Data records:
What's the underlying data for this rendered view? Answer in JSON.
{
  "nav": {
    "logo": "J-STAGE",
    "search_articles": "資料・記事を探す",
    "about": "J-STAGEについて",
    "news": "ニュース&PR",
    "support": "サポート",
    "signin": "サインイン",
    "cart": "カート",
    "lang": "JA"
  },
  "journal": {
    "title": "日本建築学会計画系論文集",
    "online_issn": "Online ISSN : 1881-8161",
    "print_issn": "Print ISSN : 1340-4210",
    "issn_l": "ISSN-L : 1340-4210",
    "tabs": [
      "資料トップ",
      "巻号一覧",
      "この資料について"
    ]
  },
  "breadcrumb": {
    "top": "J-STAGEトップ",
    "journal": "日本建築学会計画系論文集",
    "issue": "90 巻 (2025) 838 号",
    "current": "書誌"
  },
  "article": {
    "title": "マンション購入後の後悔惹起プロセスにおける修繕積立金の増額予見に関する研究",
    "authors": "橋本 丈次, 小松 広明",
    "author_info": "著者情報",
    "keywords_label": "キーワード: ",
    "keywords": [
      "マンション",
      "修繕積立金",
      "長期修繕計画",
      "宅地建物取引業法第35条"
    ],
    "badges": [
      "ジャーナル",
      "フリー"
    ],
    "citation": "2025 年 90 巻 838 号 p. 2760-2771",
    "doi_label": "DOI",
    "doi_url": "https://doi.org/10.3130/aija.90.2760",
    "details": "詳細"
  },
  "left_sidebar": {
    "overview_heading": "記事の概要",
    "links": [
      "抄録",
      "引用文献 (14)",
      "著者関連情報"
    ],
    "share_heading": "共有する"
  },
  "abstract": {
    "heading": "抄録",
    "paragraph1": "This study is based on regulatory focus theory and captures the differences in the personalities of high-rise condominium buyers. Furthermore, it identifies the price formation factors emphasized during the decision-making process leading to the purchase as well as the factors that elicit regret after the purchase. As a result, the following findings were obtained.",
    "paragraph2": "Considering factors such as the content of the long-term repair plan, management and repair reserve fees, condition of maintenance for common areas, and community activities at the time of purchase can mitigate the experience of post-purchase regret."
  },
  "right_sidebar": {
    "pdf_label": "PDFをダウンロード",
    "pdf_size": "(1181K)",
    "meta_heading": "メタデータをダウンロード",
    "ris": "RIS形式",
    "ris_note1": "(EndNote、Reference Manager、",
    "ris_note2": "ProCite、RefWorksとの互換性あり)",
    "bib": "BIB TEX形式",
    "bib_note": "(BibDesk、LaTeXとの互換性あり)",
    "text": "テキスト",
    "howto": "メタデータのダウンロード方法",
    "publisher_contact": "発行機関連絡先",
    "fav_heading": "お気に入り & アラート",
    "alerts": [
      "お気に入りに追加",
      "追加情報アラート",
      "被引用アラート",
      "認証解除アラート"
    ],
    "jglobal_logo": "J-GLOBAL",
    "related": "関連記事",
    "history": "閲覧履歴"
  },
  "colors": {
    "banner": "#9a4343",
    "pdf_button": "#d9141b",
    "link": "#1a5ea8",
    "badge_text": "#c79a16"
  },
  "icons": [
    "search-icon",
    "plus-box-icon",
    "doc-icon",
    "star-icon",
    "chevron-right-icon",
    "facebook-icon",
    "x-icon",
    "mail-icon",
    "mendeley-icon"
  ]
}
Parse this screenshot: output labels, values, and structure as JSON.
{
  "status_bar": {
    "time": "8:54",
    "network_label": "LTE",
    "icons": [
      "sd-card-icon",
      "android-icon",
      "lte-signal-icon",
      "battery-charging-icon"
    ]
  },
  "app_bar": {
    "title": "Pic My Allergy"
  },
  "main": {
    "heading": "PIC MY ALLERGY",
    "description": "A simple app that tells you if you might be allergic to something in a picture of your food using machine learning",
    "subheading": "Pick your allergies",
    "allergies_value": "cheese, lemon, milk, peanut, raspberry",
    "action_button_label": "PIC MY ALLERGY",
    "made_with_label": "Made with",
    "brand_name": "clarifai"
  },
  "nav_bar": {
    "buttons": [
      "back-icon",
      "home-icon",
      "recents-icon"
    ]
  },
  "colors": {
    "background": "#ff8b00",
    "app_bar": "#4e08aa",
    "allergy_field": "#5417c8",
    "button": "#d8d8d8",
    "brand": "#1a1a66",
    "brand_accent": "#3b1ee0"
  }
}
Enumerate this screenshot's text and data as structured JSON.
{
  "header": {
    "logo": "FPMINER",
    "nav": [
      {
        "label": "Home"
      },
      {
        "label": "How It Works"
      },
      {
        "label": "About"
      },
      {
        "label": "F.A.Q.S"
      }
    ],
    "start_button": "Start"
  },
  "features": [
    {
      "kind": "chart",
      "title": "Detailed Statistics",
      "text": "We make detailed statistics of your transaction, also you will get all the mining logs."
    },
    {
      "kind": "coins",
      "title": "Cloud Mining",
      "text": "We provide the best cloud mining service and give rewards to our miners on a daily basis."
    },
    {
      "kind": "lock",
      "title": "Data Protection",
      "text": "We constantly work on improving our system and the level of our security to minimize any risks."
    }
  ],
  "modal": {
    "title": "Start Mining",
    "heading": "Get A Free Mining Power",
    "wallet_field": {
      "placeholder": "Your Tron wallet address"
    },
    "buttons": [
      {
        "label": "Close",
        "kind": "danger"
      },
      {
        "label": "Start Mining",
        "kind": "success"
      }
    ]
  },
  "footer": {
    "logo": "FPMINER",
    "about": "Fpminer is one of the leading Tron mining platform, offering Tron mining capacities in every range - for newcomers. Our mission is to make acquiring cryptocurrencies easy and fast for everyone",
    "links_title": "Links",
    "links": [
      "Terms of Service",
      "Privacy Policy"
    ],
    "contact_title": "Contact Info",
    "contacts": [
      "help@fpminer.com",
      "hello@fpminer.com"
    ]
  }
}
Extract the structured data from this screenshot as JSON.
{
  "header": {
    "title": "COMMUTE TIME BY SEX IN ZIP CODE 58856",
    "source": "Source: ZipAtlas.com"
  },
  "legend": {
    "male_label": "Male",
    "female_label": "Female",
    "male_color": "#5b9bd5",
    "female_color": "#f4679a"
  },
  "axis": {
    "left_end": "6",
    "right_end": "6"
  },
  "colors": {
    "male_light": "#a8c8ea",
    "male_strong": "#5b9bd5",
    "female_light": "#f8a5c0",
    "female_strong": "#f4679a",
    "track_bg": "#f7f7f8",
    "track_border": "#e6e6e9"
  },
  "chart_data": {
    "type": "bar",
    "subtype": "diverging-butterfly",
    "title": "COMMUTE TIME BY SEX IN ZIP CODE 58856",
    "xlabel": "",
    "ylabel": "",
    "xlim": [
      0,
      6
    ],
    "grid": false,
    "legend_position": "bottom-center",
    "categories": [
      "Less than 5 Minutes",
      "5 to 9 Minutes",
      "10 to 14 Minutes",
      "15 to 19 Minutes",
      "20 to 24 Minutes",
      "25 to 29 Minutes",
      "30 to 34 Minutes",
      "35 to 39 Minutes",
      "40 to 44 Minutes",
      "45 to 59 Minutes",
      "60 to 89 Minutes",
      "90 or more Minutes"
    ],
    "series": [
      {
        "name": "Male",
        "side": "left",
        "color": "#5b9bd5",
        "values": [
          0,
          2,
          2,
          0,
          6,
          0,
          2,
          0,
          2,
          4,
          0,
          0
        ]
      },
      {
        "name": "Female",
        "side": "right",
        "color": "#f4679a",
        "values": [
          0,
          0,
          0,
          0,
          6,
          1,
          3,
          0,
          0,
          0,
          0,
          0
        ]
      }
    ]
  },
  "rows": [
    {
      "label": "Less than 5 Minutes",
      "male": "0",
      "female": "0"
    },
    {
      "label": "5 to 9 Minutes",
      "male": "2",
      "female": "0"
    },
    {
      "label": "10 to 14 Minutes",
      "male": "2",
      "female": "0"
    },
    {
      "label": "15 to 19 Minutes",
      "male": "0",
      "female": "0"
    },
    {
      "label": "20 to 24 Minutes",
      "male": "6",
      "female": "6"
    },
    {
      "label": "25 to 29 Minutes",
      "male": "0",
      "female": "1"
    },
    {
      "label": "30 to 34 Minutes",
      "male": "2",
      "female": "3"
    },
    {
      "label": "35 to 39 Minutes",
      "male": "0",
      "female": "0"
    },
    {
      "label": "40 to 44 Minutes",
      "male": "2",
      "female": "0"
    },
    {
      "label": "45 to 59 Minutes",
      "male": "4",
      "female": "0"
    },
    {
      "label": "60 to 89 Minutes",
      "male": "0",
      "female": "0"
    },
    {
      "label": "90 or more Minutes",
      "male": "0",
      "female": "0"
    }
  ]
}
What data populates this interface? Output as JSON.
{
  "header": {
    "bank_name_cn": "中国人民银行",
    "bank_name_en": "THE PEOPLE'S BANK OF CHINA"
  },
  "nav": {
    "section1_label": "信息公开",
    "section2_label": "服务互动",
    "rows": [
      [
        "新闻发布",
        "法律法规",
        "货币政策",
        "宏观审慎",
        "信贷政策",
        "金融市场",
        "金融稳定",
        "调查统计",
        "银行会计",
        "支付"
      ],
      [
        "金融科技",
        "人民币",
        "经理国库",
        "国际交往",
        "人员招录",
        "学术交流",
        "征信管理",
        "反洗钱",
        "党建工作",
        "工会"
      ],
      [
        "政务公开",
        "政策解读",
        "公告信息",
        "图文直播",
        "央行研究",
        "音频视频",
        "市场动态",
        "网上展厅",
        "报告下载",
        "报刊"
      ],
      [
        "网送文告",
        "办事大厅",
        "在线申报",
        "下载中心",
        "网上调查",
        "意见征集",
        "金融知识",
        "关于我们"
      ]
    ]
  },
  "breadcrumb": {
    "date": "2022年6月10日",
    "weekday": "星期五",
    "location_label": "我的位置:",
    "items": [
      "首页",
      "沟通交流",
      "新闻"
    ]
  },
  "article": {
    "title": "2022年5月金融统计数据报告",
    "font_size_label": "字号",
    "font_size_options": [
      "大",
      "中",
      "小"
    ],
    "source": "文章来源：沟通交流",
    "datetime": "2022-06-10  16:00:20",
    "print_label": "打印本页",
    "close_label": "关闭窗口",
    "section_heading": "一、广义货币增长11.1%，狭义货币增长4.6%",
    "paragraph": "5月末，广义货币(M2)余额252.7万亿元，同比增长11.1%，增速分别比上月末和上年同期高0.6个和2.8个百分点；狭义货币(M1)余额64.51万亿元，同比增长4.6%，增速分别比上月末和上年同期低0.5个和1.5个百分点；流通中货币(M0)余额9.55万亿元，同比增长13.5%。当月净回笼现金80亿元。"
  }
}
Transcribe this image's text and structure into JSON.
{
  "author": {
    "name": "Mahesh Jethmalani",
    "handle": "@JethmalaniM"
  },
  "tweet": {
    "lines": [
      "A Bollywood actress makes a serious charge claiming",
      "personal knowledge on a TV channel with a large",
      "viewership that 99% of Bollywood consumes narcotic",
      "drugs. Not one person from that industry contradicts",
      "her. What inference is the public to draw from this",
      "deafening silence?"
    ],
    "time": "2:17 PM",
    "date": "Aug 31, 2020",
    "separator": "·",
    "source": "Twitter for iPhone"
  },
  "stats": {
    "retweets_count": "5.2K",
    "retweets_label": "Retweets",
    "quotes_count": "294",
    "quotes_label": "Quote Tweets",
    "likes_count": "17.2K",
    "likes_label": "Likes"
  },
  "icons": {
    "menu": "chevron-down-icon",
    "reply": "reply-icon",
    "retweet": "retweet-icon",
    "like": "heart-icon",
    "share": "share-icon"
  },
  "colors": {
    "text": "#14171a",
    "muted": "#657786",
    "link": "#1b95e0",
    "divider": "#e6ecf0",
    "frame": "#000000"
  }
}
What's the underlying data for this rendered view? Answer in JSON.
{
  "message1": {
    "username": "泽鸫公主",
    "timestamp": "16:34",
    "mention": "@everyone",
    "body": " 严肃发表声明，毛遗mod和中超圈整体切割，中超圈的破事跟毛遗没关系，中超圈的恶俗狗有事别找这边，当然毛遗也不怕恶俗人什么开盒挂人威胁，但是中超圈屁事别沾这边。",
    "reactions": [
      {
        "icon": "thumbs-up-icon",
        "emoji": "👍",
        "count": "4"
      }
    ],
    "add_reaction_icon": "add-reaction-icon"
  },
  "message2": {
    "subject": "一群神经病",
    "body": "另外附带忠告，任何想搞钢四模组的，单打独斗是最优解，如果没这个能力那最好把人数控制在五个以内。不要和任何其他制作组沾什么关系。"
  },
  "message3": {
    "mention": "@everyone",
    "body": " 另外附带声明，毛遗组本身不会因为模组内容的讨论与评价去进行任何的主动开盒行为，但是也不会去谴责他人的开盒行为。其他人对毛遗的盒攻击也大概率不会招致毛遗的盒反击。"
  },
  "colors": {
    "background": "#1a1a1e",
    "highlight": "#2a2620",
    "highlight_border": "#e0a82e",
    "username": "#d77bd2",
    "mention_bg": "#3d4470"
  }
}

#### Problem:
Check every line of the entries above for the word "JSON" and report how many lines contain it, giving the number only.

#### Solution to this exercise:
7